* [Written request] Gather all lines in the records below that include the word "text".

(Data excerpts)
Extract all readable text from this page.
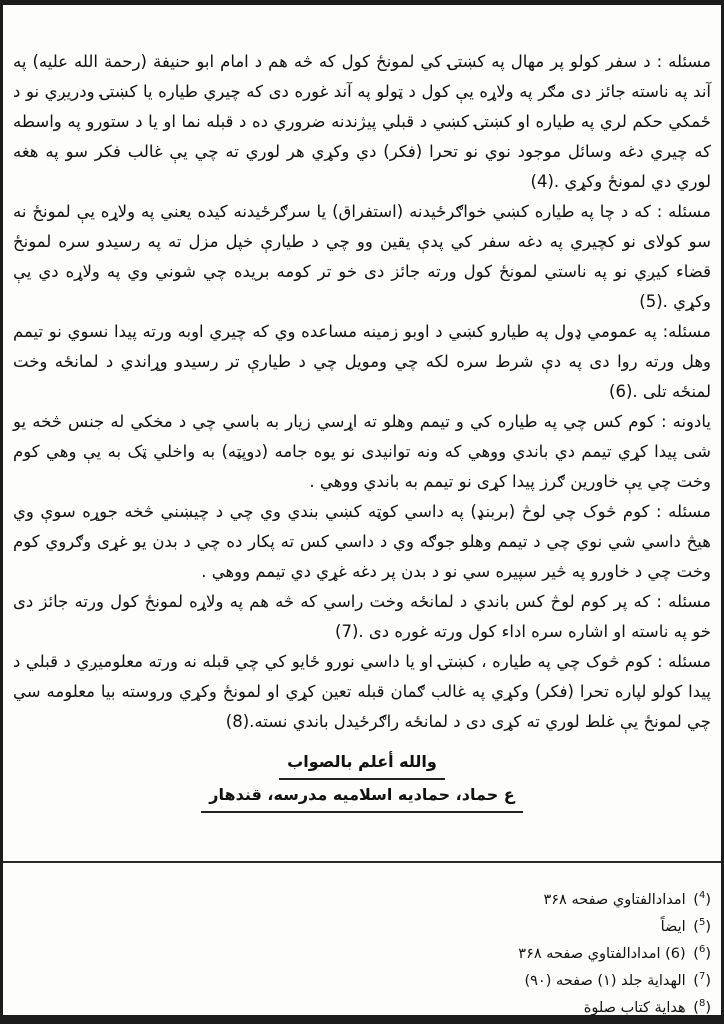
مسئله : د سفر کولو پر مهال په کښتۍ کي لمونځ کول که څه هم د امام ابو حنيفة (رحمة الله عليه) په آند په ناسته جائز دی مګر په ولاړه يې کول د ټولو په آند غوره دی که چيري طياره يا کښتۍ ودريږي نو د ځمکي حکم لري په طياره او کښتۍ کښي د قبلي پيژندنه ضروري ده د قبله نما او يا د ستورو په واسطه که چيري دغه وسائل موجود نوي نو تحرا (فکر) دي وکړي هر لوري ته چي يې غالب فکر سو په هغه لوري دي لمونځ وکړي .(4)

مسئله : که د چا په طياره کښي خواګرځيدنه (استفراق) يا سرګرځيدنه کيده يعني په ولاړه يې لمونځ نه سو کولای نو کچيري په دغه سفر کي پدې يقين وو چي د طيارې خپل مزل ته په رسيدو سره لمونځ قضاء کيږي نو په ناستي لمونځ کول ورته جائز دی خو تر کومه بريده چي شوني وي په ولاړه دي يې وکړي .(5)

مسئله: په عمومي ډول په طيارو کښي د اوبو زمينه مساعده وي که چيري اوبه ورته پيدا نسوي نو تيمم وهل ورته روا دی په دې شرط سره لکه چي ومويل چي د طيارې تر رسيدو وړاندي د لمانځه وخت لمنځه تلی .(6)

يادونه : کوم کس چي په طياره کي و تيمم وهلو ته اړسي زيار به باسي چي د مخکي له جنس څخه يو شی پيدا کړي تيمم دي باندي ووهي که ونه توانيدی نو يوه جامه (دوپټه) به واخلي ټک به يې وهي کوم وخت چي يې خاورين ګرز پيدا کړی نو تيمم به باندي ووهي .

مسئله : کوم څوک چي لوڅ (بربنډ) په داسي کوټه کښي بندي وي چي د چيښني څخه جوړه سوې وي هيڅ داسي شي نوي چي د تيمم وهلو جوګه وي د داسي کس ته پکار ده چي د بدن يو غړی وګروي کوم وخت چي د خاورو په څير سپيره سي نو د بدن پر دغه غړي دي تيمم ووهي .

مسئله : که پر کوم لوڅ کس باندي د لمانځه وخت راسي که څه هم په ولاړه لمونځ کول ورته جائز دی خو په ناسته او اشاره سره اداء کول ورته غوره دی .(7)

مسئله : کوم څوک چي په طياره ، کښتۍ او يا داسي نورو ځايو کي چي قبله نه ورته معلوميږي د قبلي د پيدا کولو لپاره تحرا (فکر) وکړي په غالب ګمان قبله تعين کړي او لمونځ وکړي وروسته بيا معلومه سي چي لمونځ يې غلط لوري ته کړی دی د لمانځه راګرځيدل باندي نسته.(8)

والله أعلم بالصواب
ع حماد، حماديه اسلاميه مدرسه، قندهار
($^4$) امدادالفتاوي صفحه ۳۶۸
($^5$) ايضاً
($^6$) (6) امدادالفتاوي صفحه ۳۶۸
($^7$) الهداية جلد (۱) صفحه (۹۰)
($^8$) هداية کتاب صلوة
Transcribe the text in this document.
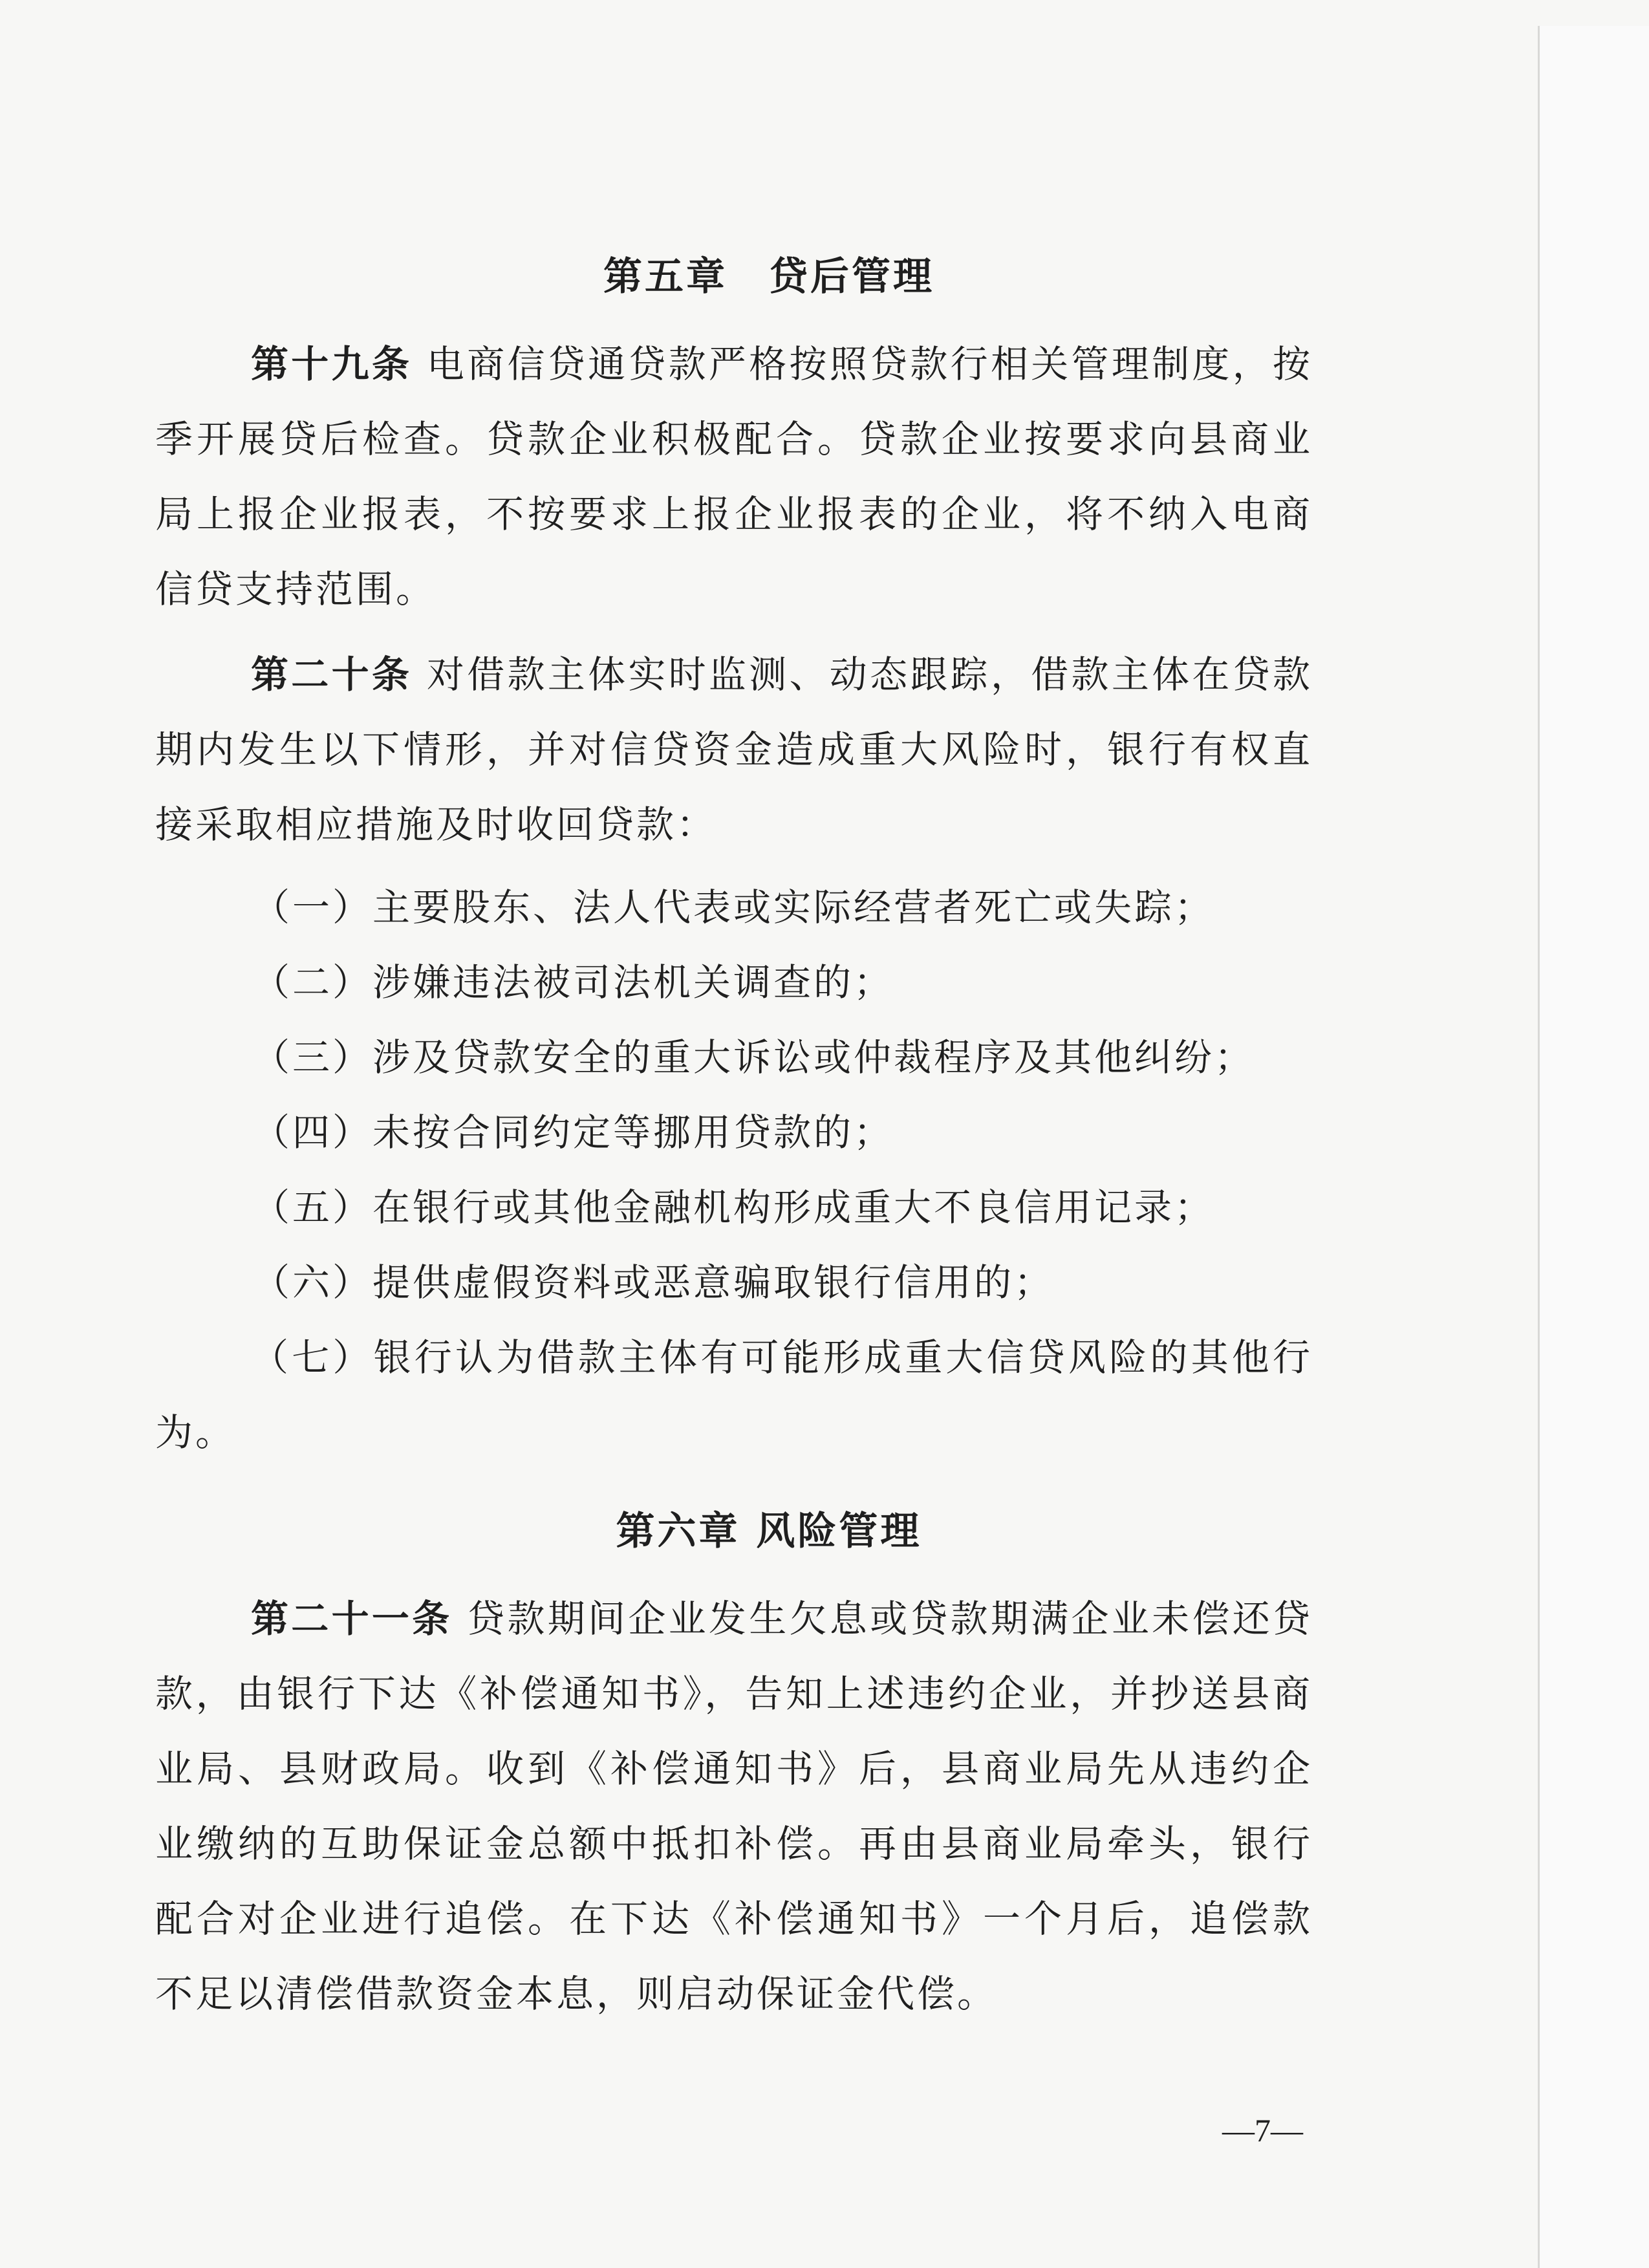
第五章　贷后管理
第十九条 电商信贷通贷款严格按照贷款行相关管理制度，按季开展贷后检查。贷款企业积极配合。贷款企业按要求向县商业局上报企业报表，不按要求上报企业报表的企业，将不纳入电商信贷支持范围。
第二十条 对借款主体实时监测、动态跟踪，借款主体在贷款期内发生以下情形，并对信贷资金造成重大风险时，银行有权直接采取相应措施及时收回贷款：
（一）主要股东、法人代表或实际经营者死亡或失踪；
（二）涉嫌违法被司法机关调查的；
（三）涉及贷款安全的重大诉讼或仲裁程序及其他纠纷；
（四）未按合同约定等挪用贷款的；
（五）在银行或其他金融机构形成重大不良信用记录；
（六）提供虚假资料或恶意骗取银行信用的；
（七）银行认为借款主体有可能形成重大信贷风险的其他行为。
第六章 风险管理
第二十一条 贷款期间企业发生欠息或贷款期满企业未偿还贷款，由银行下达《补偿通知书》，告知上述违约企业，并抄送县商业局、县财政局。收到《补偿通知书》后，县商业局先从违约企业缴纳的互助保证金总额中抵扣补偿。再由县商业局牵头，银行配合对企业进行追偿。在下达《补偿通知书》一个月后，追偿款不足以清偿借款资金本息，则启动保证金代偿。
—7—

* [Exercise result]
Extract all readable text from this page.
Transcribe the text in this document.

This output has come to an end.